* **WHAT YOU NEED TO DO**
Identify each line in the records below that contains the word "History", and copy it.

-- BEGIN GIVEN DATA --

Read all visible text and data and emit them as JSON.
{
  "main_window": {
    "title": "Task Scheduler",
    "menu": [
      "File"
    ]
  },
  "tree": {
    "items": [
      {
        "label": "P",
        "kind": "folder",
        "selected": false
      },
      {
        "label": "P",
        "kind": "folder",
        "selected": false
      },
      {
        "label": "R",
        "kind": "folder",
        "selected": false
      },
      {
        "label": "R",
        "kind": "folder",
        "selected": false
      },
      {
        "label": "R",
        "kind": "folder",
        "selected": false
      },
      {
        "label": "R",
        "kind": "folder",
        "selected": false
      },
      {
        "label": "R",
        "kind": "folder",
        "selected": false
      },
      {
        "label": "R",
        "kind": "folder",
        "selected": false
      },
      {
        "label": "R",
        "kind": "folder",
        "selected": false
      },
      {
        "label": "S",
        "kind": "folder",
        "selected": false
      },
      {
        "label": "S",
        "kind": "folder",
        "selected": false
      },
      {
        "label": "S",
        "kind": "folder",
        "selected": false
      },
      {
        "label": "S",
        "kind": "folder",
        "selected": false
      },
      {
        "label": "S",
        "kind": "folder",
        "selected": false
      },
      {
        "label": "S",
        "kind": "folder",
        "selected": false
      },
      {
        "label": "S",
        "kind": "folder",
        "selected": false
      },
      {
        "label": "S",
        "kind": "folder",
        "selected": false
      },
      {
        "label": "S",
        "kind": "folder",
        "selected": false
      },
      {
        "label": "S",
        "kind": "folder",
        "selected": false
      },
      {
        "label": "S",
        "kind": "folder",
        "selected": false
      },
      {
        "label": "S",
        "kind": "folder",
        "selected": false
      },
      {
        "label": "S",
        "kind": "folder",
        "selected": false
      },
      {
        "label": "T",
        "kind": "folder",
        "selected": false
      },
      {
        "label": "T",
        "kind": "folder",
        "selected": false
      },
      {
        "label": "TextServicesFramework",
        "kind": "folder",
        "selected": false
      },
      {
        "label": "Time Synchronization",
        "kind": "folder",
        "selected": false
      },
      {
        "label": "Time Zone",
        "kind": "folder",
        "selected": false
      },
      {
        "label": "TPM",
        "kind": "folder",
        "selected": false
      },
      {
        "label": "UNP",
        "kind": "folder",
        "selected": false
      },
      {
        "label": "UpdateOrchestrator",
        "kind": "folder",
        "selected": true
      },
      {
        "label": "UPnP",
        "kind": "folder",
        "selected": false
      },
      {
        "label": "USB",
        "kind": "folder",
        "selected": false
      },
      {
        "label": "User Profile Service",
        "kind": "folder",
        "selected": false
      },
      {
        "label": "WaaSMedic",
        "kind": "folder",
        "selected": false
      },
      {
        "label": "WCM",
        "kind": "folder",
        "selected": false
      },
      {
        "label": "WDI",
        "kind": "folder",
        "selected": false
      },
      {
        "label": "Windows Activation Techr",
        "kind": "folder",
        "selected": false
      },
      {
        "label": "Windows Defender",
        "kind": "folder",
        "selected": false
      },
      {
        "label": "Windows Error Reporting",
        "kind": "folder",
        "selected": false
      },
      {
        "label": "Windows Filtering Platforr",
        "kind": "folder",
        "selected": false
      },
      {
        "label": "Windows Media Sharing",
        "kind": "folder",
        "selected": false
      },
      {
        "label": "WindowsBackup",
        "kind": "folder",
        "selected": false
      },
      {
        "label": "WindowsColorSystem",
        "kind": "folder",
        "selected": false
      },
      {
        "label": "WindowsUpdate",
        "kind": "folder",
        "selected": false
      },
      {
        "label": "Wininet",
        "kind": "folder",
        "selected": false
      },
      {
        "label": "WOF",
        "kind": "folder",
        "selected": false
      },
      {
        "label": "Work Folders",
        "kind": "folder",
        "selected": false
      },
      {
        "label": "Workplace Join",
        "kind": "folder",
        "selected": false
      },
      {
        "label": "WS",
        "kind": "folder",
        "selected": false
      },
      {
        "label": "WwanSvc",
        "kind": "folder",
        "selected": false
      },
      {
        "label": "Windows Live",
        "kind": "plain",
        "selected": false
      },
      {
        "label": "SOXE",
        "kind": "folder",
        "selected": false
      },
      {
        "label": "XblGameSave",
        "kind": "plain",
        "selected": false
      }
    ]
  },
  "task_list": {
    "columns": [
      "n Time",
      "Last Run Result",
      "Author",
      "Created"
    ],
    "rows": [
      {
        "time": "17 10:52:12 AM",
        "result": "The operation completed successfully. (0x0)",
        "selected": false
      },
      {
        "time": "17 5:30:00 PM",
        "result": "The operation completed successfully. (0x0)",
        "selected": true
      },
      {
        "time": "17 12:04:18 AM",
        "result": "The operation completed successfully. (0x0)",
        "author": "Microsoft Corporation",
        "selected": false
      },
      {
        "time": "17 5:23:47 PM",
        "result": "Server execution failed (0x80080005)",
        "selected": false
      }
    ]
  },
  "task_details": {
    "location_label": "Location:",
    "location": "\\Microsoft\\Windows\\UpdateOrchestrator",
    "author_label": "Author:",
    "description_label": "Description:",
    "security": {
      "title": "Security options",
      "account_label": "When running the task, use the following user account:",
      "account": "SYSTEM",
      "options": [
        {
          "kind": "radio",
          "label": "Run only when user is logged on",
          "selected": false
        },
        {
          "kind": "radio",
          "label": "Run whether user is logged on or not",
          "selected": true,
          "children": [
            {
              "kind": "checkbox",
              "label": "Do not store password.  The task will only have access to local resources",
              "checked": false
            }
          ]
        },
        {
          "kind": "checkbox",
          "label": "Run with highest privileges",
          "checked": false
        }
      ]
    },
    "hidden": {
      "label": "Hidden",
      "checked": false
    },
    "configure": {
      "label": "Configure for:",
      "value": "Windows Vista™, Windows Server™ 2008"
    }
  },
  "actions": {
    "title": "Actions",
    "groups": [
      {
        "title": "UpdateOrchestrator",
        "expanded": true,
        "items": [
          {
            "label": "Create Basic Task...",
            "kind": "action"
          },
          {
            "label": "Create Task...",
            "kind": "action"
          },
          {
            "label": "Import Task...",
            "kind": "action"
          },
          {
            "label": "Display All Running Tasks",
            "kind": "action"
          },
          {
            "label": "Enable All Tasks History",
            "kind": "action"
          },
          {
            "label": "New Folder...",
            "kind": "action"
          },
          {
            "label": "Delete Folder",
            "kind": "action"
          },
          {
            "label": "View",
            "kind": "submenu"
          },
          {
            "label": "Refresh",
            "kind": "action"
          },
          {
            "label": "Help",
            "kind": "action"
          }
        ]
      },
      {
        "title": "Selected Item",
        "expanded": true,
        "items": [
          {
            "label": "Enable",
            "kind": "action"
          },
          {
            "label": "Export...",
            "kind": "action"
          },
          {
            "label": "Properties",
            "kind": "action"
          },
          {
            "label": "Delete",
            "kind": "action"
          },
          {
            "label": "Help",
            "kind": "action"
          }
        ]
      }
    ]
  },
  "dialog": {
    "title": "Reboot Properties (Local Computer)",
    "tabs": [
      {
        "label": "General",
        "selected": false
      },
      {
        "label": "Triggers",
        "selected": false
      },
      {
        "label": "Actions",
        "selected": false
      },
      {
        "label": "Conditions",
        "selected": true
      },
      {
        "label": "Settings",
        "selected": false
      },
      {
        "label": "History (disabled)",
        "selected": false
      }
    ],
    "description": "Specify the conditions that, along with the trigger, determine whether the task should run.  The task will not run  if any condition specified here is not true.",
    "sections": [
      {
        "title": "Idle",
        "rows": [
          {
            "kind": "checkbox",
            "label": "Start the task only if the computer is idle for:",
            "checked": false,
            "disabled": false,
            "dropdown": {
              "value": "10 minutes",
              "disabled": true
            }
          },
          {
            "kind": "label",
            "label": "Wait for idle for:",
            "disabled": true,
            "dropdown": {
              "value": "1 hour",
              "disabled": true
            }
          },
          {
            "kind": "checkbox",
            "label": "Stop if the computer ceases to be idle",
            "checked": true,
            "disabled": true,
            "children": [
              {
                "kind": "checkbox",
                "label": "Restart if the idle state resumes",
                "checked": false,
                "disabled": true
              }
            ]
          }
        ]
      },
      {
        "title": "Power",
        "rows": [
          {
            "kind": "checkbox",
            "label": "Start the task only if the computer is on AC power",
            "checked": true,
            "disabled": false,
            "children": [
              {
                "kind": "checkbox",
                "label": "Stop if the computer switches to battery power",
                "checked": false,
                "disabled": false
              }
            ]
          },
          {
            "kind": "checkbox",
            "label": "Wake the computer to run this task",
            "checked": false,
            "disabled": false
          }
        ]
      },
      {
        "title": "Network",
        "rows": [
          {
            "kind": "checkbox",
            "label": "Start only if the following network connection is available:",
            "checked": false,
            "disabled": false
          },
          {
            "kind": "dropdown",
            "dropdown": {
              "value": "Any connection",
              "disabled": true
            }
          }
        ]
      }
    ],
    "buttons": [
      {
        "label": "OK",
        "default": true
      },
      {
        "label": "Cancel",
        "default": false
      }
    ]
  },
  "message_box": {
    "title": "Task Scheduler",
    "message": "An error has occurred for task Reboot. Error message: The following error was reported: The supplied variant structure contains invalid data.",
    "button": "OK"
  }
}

-- END GIVEN DATA --

* **FINAL ANSWER**
            "label": "Enable All Tasks History",
        "label": "History (disabled)",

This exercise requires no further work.